» Objetivo del ejercicio
Resume en dos oraciones el texto sobre la visita de Bewis de la Rosa a México.

» Texto dado
■ ■ ■ ■ ■
Bewis de la Rosa visitó México para cerrar la etapa de su primer material discográfico “Amor más que nunca”, un proyecto que define no solo como un disco, sino como un artefacto artístico. La obra reúne 14 canciones —11 originales más una ampliación titulada “Puchero de Recena”— y se distingue por su formato físico poco convencional, ya que en lugar de un vinilo tradicional incluye semillas de jitomate, reforzando su concepto de siembra, paciencia y creación a fuego lento.
La artista explicó que su propuesta nace desde el rap rural, una mezcla entre rap, folklore, naturaleza y vida de campo, donde habla de la huerta, la tierra, la tradición y el autoconocimiento. Su música busca salirse del estándar comercial y conectar con lo esencial, con lo humano y lo comunitario. Incluso integra elementos como castañuelas dentro de su sonido, llevando instrumentos tradicionales a un contexto contemporáneo.
Bewis compartió que su llegada a México fue un deseo que manifestó desde hace años, y logró cumplirlo con una pequeña gira que incluyó Ciudad de México, Oaxaca y Metepec, donde recibió un público cálido y participativo. Destacó la energía especial de cada lugar y la importancia de descentralizar la música, llevando los conciertos fuera de los grandes circuitos.
■ ■ ■ ■ ■
» Conjunto de datos
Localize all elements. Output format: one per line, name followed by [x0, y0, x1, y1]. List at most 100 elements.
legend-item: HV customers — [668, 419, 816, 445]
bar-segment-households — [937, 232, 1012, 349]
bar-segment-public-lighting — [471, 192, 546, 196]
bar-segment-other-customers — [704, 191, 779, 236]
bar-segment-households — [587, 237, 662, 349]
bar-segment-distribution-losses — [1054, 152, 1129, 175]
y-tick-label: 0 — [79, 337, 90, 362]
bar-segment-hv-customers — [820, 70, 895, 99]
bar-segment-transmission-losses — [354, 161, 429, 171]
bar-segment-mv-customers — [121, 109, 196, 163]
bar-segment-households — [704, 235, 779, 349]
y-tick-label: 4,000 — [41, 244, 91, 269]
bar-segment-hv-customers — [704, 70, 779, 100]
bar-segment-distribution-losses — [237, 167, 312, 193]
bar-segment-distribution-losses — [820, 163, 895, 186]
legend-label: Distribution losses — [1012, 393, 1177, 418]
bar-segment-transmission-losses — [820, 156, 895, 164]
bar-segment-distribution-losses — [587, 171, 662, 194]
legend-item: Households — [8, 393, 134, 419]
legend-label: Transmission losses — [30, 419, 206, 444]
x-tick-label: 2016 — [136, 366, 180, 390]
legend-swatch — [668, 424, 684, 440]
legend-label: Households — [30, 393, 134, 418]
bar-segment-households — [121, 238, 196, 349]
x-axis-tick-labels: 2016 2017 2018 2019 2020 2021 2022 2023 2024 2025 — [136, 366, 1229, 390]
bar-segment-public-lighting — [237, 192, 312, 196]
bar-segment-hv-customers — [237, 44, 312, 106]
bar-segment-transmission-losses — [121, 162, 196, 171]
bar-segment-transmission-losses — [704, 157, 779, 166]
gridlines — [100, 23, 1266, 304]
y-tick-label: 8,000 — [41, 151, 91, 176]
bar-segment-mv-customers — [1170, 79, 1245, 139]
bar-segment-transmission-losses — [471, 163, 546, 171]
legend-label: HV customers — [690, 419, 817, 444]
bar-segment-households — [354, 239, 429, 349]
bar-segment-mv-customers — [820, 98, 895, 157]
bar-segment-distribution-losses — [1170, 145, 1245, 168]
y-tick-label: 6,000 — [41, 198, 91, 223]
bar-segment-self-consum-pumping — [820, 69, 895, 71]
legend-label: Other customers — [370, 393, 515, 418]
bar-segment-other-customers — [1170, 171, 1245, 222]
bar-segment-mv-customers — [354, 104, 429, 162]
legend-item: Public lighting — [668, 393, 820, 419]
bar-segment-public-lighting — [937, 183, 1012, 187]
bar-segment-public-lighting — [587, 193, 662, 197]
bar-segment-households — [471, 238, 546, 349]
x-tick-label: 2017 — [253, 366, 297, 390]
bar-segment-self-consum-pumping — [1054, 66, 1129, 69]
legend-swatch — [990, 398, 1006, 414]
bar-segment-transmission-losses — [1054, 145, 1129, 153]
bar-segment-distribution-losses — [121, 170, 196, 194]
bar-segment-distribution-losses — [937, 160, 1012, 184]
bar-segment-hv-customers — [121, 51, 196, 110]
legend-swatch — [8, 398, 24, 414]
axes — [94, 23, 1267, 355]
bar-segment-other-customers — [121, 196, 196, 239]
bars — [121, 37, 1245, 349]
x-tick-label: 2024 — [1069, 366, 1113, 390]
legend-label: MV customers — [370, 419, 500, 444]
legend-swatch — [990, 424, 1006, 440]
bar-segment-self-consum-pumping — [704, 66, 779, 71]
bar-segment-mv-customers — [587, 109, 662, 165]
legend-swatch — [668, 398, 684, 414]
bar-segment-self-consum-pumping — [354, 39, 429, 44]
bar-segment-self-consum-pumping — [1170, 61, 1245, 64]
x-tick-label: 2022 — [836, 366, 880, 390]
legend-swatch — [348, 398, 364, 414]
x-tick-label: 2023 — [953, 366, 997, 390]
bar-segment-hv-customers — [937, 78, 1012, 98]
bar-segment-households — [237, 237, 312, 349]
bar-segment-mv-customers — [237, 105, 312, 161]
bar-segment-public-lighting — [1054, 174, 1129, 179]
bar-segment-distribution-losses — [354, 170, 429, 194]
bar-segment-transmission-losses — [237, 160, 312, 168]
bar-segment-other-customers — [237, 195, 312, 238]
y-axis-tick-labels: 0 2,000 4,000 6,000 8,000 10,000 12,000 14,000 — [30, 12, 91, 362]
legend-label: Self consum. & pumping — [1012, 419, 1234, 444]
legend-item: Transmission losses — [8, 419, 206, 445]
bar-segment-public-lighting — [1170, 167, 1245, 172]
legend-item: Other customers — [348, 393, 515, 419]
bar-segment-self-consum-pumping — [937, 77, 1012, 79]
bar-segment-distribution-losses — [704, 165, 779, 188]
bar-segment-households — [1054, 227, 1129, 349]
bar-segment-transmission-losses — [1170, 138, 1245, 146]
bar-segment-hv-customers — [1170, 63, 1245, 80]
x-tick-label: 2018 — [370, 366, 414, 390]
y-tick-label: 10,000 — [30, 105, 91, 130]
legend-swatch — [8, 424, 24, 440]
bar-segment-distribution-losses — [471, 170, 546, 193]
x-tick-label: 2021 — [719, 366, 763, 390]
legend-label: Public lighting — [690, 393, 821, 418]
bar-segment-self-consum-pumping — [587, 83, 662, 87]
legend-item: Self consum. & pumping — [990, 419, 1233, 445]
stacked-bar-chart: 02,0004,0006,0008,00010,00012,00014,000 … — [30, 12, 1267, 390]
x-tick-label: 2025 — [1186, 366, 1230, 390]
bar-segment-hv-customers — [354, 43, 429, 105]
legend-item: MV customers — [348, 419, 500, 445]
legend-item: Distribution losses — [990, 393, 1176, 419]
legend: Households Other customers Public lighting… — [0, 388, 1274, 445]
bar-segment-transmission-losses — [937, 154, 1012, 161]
■ ■ ■ ■ ■
» Solución del ejercicio
Bewis de la Rosa visitó México para cerrar la etapa de su primer disco, “Amor más que nunca”, una obra de 14 canciones que incluye semillas de jitomate en lugar de un vinilo y que nace del rap rural, una mezcla de rap, folklore, naturaleza y vida de campo. Con una pequeña gira por Ciudad de México, Oaxaca y Metepec cumplió un deseo de años, encontró un público cálido y participativo, y destacó la importancia de descentralizar la música.